-- START --

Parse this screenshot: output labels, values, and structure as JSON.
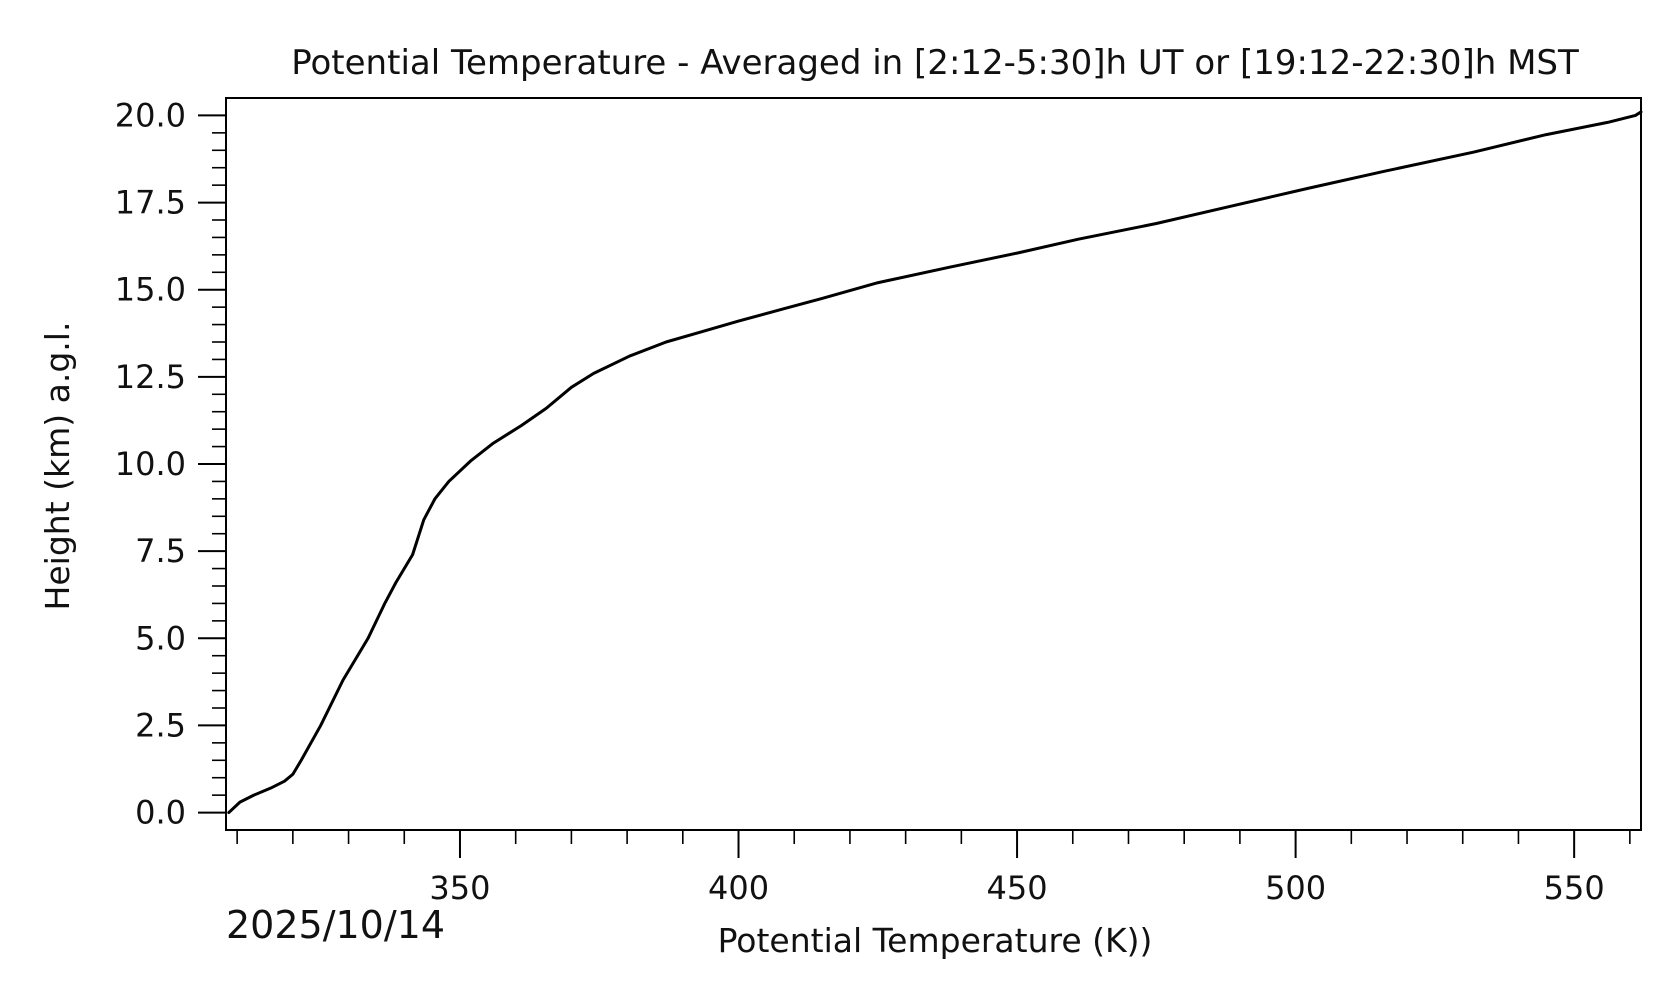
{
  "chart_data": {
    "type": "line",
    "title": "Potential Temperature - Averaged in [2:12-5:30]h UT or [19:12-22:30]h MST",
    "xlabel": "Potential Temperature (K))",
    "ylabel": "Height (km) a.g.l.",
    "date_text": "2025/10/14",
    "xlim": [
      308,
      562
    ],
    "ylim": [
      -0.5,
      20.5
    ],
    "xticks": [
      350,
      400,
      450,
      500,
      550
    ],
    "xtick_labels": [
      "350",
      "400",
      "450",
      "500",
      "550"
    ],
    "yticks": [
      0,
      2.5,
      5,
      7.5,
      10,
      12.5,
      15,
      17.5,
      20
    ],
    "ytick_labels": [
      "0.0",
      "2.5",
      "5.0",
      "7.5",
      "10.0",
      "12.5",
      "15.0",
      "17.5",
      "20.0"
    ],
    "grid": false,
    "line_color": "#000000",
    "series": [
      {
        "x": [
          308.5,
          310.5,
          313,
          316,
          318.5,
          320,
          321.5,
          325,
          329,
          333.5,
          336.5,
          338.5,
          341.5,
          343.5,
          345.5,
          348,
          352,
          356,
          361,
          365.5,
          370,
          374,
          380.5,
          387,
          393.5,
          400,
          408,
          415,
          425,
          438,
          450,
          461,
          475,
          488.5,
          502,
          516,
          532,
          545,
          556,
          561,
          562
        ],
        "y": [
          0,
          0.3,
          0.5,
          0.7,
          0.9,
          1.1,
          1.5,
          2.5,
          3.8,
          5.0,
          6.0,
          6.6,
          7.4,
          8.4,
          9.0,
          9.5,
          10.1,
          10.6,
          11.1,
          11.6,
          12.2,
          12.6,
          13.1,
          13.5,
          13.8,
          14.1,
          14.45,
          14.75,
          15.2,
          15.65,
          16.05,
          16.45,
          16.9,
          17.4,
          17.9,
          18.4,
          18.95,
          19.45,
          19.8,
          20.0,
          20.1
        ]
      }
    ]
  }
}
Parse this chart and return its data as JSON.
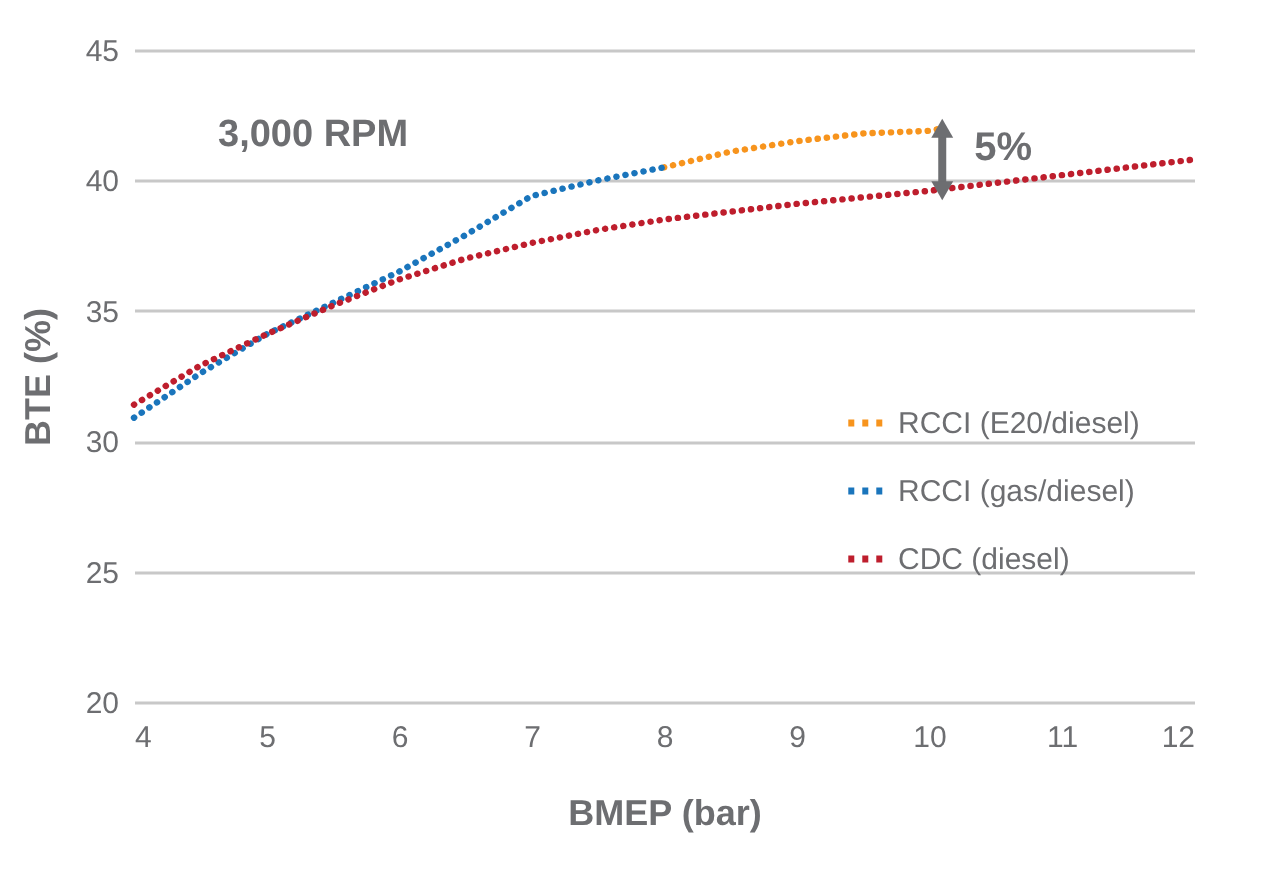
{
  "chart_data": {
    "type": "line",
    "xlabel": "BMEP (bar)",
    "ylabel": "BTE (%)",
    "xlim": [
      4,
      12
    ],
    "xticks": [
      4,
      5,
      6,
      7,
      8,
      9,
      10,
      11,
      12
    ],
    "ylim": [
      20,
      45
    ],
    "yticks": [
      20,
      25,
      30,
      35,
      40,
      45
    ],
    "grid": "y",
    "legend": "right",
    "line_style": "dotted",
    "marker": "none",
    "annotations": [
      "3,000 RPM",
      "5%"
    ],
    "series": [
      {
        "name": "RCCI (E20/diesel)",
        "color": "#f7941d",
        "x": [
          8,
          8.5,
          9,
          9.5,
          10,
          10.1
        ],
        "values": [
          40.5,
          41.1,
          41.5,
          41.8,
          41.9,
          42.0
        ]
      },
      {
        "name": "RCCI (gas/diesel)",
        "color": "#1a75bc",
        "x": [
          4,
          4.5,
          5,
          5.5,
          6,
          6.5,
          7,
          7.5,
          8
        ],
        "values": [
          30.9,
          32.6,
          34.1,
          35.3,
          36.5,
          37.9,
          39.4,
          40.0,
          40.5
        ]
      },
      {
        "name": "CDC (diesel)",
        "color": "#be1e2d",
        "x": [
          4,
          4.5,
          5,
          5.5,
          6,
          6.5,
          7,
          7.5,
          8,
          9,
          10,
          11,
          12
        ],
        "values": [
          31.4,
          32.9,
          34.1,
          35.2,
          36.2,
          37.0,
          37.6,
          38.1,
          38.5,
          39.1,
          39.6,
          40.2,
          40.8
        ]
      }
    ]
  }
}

-- END --
-- START --

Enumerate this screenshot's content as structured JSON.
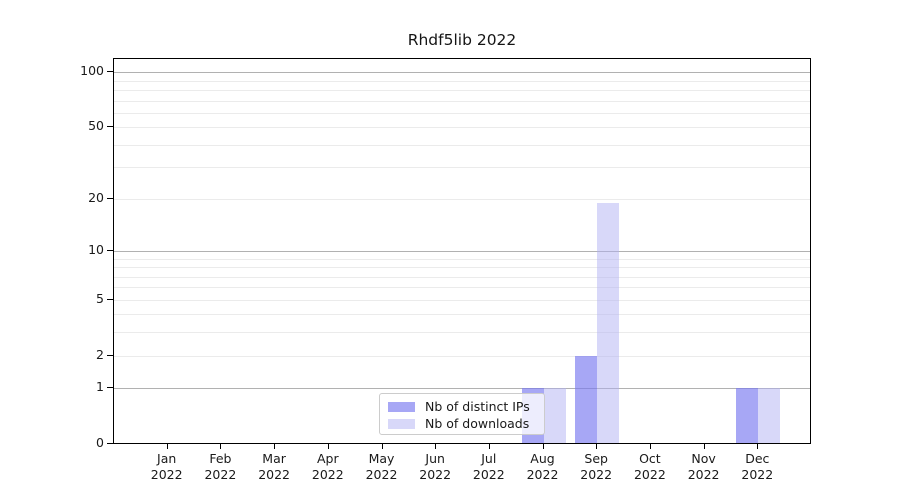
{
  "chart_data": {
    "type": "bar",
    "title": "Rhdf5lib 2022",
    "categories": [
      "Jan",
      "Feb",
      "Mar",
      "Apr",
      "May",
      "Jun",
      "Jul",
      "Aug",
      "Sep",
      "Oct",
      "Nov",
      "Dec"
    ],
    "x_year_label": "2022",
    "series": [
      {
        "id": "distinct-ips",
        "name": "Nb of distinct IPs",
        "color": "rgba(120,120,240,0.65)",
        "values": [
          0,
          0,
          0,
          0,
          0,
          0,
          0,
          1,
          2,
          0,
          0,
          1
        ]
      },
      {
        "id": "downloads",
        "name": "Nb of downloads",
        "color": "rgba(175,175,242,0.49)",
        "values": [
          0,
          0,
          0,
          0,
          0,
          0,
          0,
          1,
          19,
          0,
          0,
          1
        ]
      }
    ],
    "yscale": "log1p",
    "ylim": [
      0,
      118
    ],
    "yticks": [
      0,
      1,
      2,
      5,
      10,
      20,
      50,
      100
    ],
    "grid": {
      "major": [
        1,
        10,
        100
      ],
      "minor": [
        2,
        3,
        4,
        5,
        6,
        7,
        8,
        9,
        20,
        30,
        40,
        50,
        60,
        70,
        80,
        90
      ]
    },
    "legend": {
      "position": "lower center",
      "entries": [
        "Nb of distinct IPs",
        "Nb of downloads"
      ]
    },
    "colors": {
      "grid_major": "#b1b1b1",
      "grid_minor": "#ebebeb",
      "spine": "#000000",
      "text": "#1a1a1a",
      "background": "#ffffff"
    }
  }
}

-- END --
-- START --

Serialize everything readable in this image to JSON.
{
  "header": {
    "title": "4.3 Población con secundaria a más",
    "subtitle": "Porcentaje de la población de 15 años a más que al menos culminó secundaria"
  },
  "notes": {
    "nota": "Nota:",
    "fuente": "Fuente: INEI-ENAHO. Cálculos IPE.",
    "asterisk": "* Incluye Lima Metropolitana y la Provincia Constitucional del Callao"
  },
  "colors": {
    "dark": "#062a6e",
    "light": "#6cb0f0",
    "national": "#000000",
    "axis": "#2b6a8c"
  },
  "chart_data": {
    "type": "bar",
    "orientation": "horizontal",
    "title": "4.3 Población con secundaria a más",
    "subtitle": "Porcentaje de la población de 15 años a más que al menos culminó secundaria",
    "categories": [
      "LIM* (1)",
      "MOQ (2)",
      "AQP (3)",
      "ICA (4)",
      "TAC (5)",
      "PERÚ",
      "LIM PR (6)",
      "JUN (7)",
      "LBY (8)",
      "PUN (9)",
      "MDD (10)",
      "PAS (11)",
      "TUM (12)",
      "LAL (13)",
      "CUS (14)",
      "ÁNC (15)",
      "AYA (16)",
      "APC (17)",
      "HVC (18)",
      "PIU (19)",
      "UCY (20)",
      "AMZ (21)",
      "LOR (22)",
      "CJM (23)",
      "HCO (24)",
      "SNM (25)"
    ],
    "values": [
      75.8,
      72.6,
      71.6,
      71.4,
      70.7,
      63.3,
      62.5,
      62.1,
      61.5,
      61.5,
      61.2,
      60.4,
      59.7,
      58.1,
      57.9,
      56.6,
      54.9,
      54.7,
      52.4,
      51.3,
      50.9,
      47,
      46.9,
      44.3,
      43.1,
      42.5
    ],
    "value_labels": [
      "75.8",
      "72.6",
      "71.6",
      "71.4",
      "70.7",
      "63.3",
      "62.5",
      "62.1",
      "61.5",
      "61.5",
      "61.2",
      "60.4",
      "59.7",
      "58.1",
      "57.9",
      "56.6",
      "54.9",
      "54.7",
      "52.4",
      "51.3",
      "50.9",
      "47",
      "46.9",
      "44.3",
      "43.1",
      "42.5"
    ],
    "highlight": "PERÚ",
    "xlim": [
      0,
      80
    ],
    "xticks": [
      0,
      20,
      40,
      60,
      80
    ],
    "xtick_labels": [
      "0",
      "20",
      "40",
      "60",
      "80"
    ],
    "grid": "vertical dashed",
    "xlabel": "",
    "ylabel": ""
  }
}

-- END --

Your task = How many of the lines above include the string "RCCI"? Answer with the number only.

Output of the task = 2